§ **Stated goal**
Search the listing below for "issuance". Copy each matching line.

(Figure collection entries)
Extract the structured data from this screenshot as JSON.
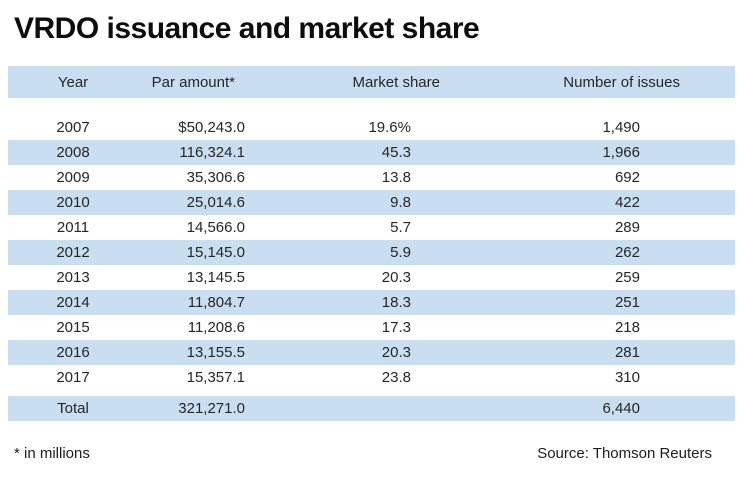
{
  "title": "VRDO issuance and market share",
  "footnote": "* in millions",
  "source": "Source: Thomson Reuters",
  "colors": {
    "band": "#c9def1",
    "text": "#262626",
    "title": "#0d0d0d"
  },
  "table": {
    "columns": [
      "Year",
      "Par amount*",
      "Market share",
      "Number of issues"
    ],
    "rows": [
      [
        "2007",
        "$50,243.0",
        "19.6%",
        "1,490"
      ],
      [
        "2008",
        "116,324.1",
        "45.3",
        "1,966"
      ],
      [
        "2009",
        "35,306.6",
        "13.8",
        "692"
      ],
      [
        "2010",
        "25,014.6",
        "9.8",
        "422"
      ],
      [
        "2011",
        "14,566.0",
        "5.7",
        "289"
      ],
      [
        "2012",
        "15,145.0",
        "5.9",
        "262"
      ],
      [
        "2013",
        "13,145.5",
        "20.3",
        "259"
      ],
      [
        "2014",
        "11,804.7",
        "18.3",
        "251"
      ],
      [
        "2015",
        "11,208.6",
        "17.3",
        "218"
      ],
      [
        "2016",
        "13,155.5",
        "20.3",
        "281"
      ],
      [
        "2017",
        "15,357.1",
        "23.8",
        "310"
      ]
    ],
    "total": [
      "Total",
      "321,271.0",
      "",
      "6,440"
    ]
  },
  "chart_data": {
    "type": "table",
    "title": "VRDO issuance and market share",
    "columns": [
      "Year",
      "Par amount* ($ millions)",
      "Market share (%)",
      "Number of issues"
    ],
    "categories": [
      "2007",
      "2008",
      "2009",
      "2010",
      "2011",
      "2012",
      "2013",
      "2014",
      "2015",
      "2016",
      "2017"
    ],
    "series": [
      {
        "name": "Par amount* ($ millions)",
        "values": [
          50243.0,
          116324.1,
          35306.6,
          25014.6,
          14566.0,
          15145.0,
          13145.5,
          11804.7,
          11208.6,
          13155.5,
          15357.1
        ]
      },
      {
        "name": "Market share (%)",
        "values": [
          19.6,
          45.3,
          13.8,
          9.8,
          5.7,
          5.9,
          20.3,
          18.3,
          17.3,
          20.3,
          23.8
        ]
      },
      {
        "name": "Number of issues",
        "values": [
          1490,
          1966,
          692,
          422,
          289,
          262,
          259,
          251,
          218,
          281,
          310
        ]
      }
    ],
    "totals": {
      "par_amount_millions": 321271.0,
      "number_of_issues": 6440
    },
    "footnote": "* in millions",
    "source": "Source: Thomson Reuters",
    "layout_hints": {
      "zebra_striping": true,
      "striped_rows": [
        "2008",
        "2010",
        "2012",
        "2014",
        "2016",
        "Total",
        "header"
      ],
      "stripe_color": "#c9def1"
    }
  }
}
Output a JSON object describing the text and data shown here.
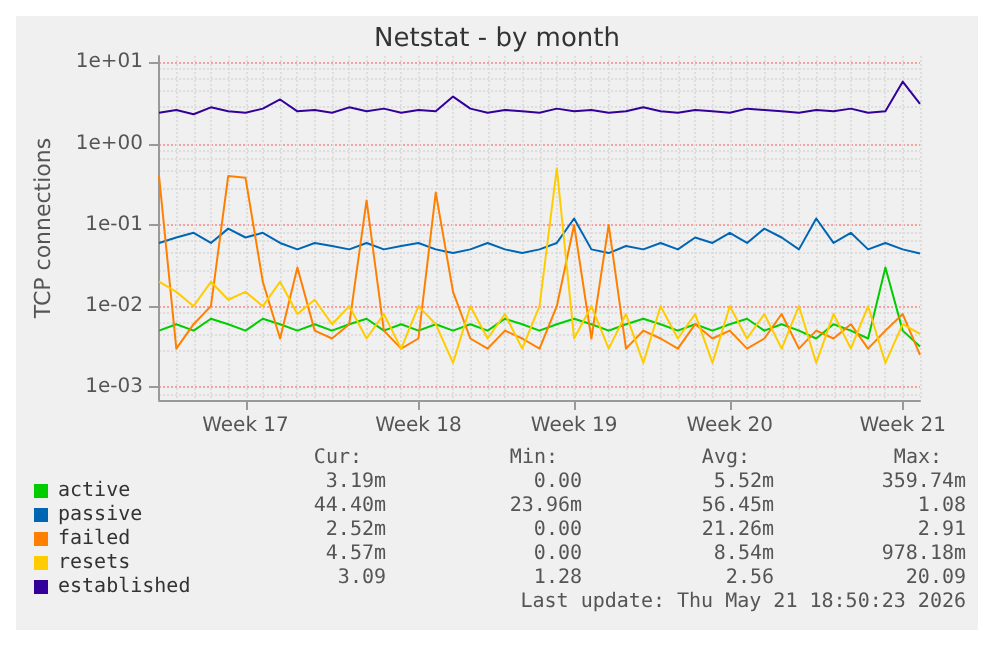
{
  "chart_data": {
    "type": "line",
    "title": "Netstat - by month",
    "ylabel": "TCP connections",
    "categories": [
      null,
      null,
      null,
      null,
      null,
      "Week 17",
      null,
      null,
      null,
      null,
      null,
      null,
      null,
      null,
      null,
      "Week 18",
      null,
      null,
      null,
      null,
      null,
      null,
      null,
      null,
      "Week 19",
      null,
      null,
      null,
      null,
      null,
      null,
      null,
      null,
      "Week 20",
      null,
      null,
      null,
      null,
      null,
      null,
      null,
      null,
      null,
      "Week 21",
      null
    ],
    "series": [
      {
        "name": "active",
        "color": "#00cc00",
        "values": [
          0.005,
          0.006,
          0.005,
          0.007,
          0.006,
          0.005,
          0.007,
          0.006,
          0.005,
          0.006,
          0.005,
          0.006,
          0.007,
          0.005,
          0.006,
          0.005,
          0.006,
          0.005,
          0.006,
          0.005,
          0.007,
          0.006,
          0.005,
          0.006,
          0.007,
          0.006,
          0.005,
          0.006,
          0.007,
          0.006,
          0.005,
          0.006,
          0.005,
          0.006,
          0.007,
          0.005,
          0.006,
          0.005,
          0.004,
          0.006,
          0.005,
          0.004,
          0.03,
          0.005,
          0.00319
        ]
      },
      {
        "name": "passive",
        "color": "#0066b3",
        "values": [
          0.06,
          0.07,
          0.08,
          0.06,
          0.09,
          0.07,
          0.08,
          0.06,
          0.05,
          0.06,
          0.055,
          0.05,
          0.06,
          0.05,
          0.055,
          0.06,
          0.05,
          0.045,
          0.05,
          0.06,
          0.05,
          0.045,
          0.05,
          0.06,
          0.12,
          0.05,
          0.045,
          0.055,
          0.05,
          0.06,
          0.05,
          0.07,
          0.06,
          0.08,
          0.06,
          0.09,
          0.07,
          0.05,
          0.12,
          0.06,
          0.08,
          0.05,
          0.06,
          0.05,
          0.0444
        ]
      },
      {
        "name": "failed",
        "color": "#ff8000",
        "values": [
          0.4,
          0.003,
          0.006,
          0.01,
          0.4,
          0.38,
          0.02,
          0.004,
          0.03,
          0.005,
          0.004,
          0.006,
          0.2,
          0.005,
          0.003,
          0.004,
          0.25,
          0.015,
          0.004,
          0.003,
          0.005,
          0.004,
          0.003,
          0.01,
          0.1,
          0.004,
          0.1,
          0.003,
          0.005,
          0.004,
          0.003,
          0.006,
          0.004,
          0.005,
          0.003,
          0.004,
          0.008,
          0.003,
          0.005,
          0.004,
          0.006,
          0.003,
          0.005,
          0.008,
          0.00252
        ]
      },
      {
        "name": "resets",
        "color": "#ffcc00",
        "values": [
          0.02,
          0.015,
          0.01,
          0.02,
          0.012,
          0.015,
          0.01,
          0.02,
          0.008,
          0.012,
          0.006,
          0.01,
          0.004,
          0.008,
          0.003,
          0.01,
          0.006,
          0.002,
          0.01,
          0.004,
          0.008,
          0.003,
          0.01,
          0.5,
          0.004,
          0.01,
          0.003,
          0.008,
          0.002,
          0.01,
          0.004,
          0.008,
          0.002,
          0.01,
          0.004,
          0.008,
          0.003,
          0.01,
          0.002,
          0.008,
          0.003,
          0.01,
          0.002,
          0.006,
          0.00457
        ]
      },
      {
        "name": "established",
        "color": "#330099",
        "values": [
          2.4,
          2.6,
          2.3,
          2.8,
          2.5,
          2.4,
          2.7,
          3.5,
          2.5,
          2.6,
          2.4,
          2.8,
          2.5,
          2.7,
          2.4,
          2.6,
          2.5,
          3.8,
          2.7,
          2.4,
          2.6,
          2.5,
          2.4,
          2.7,
          2.5,
          2.6,
          2.4,
          2.5,
          2.8,
          2.5,
          2.4,
          2.6,
          2.5,
          2.4,
          2.7,
          2.6,
          2.5,
          2.4,
          2.6,
          2.5,
          2.7,
          2.4,
          2.5,
          5.8,
          3.09
        ]
      }
    ],
    "log": true,
    "ylim": [
      0.0007,
      12
    ],
    "yticks": [
      {
        "value": 0.001,
        "label": "1e-03"
      },
      {
        "value": 0.01,
        "label": "1e-02"
      },
      {
        "value": 0.1,
        "label": "1e-01"
      },
      {
        "value": 1,
        "label": "1e+00"
      },
      {
        "value": 10,
        "label": "1e+01"
      }
    ],
    "grid": true,
    "legend": "bottom",
    "marker": "none",
    "line_style": "solid",
    "annotations": [
      "Cur:",
      "Min:",
      "Avg:",
      "Max:",
      "3.19m",
      "0.00",
      "5.52m",
      "359.74m",
      "44.40m",
      "23.96m",
      "56.45m",
      "1.08",
      "2.52m",
      "0.00",
      "21.26m",
      "2.91",
      "4.57m",
      "0.00",
      "8.54m",
      "978.18m",
      "3.09",
      "1.28",
      "2.56",
      "20.09",
      "Last update: Thu May 21 18:50:23 2026"
    ]
  }
}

§ **Complete response**
  "title": "VRDO issuance and market share",
    "title": "VRDO issuance and market share",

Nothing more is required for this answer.